**EXERCISE REQUIREMENTS**
Locate the word "photo" in the material, then show every line that holds it.

**LISTING**
· · · · ·
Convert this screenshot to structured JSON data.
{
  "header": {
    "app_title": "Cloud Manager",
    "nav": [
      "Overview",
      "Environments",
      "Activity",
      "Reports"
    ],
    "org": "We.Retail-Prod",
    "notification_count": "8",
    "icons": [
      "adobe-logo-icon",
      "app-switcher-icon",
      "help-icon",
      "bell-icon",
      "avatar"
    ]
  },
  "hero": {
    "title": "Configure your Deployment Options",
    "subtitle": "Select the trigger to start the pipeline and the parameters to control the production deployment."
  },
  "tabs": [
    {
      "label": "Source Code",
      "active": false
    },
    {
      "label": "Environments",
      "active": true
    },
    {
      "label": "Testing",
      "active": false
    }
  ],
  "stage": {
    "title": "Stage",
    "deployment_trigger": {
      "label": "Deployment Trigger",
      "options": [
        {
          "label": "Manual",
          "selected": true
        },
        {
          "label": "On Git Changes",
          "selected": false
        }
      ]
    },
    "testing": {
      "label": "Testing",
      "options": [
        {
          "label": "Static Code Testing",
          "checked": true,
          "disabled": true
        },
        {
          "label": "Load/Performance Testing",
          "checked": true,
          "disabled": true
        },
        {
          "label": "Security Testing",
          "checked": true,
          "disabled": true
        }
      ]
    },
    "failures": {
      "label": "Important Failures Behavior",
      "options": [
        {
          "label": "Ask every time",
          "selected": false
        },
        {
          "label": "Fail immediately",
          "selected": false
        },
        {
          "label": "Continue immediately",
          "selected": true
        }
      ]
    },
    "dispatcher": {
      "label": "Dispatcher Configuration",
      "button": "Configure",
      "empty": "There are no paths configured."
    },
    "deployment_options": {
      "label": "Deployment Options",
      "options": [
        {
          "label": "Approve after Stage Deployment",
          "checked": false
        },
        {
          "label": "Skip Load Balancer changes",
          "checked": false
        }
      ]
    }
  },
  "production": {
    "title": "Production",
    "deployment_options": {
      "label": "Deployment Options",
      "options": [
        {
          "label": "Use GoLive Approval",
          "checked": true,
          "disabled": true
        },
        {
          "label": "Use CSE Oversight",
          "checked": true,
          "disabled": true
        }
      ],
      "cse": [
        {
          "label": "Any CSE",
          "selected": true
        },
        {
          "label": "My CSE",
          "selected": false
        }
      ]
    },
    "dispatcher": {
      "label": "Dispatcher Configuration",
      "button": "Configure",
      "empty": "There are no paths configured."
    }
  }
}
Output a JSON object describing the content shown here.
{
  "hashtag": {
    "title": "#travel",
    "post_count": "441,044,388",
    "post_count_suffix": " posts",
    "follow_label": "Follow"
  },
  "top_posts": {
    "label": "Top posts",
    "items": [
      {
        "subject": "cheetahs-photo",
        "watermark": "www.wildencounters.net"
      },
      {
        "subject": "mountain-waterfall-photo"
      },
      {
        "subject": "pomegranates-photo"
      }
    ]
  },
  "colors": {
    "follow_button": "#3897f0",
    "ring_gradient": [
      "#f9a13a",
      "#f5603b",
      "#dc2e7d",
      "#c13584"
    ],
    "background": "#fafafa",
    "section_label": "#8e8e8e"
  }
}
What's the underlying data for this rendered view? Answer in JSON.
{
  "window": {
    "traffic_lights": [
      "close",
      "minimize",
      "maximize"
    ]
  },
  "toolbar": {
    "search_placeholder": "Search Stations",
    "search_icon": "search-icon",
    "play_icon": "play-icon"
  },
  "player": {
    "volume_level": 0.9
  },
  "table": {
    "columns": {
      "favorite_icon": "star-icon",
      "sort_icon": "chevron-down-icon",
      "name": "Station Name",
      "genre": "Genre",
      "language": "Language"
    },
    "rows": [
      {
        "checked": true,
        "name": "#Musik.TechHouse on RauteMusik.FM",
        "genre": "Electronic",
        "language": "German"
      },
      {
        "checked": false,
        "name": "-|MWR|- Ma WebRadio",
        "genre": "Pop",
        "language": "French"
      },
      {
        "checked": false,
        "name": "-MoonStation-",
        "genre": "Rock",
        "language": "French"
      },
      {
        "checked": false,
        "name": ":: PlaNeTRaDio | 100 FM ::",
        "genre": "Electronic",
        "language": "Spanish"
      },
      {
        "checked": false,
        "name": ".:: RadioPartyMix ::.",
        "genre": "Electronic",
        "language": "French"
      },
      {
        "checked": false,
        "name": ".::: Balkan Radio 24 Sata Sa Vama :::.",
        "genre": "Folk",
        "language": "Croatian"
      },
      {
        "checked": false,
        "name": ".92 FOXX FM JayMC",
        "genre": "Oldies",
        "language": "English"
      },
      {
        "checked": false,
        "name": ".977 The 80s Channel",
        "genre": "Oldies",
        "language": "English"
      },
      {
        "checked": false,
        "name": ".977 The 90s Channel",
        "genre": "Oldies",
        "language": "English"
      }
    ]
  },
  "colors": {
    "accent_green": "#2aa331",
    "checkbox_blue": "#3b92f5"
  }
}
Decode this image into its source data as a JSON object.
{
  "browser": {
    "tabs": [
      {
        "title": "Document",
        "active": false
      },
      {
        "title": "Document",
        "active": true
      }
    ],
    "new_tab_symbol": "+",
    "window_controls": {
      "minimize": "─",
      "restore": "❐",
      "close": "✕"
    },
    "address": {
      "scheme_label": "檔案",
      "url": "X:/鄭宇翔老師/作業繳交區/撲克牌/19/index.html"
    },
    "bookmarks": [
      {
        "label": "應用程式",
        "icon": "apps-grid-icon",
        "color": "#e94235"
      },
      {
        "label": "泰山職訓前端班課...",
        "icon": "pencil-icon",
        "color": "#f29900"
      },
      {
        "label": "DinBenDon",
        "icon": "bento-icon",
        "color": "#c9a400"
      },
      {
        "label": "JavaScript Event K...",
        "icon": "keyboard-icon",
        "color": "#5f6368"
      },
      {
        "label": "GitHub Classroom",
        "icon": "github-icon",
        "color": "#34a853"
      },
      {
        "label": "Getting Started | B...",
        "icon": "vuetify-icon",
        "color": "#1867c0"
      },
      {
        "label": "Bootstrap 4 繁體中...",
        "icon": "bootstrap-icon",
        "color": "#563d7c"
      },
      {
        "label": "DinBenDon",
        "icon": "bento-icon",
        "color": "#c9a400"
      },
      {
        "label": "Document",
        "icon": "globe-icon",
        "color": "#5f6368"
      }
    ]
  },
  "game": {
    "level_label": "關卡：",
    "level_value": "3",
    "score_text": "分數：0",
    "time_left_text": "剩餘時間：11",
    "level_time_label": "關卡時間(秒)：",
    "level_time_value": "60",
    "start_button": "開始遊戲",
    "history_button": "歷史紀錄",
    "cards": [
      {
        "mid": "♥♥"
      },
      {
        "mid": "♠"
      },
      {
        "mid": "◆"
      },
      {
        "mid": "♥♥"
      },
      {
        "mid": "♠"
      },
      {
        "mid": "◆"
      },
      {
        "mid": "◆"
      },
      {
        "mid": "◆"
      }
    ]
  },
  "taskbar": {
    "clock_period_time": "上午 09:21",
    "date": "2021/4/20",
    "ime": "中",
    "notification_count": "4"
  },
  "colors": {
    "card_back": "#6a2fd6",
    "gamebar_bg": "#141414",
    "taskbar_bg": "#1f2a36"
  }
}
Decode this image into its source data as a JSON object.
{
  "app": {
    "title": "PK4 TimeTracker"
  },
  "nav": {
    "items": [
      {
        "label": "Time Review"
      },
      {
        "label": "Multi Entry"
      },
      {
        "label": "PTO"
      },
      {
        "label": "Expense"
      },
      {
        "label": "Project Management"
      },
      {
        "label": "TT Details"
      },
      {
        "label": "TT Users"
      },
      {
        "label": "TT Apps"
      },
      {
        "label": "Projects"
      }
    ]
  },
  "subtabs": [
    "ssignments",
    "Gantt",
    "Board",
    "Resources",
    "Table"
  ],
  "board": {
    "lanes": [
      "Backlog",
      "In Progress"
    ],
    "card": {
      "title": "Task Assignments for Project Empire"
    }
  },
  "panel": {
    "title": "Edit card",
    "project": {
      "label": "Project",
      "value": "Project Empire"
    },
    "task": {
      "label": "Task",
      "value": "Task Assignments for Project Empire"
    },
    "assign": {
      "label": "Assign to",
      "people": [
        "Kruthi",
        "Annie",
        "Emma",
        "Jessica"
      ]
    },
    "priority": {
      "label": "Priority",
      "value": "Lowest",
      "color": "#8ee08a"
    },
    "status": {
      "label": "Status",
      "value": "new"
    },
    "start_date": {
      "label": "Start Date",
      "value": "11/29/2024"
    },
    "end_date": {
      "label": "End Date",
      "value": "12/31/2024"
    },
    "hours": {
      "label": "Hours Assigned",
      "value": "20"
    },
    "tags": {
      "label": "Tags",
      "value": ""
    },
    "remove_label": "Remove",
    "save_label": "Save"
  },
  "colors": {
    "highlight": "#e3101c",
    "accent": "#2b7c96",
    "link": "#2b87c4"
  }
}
· · · · ·
**ANSWER BELOW**
        "subject": "cheetahs-photo",
        "subject": "mountain-waterfall-photo"
        "subject": "pomegranates-photo"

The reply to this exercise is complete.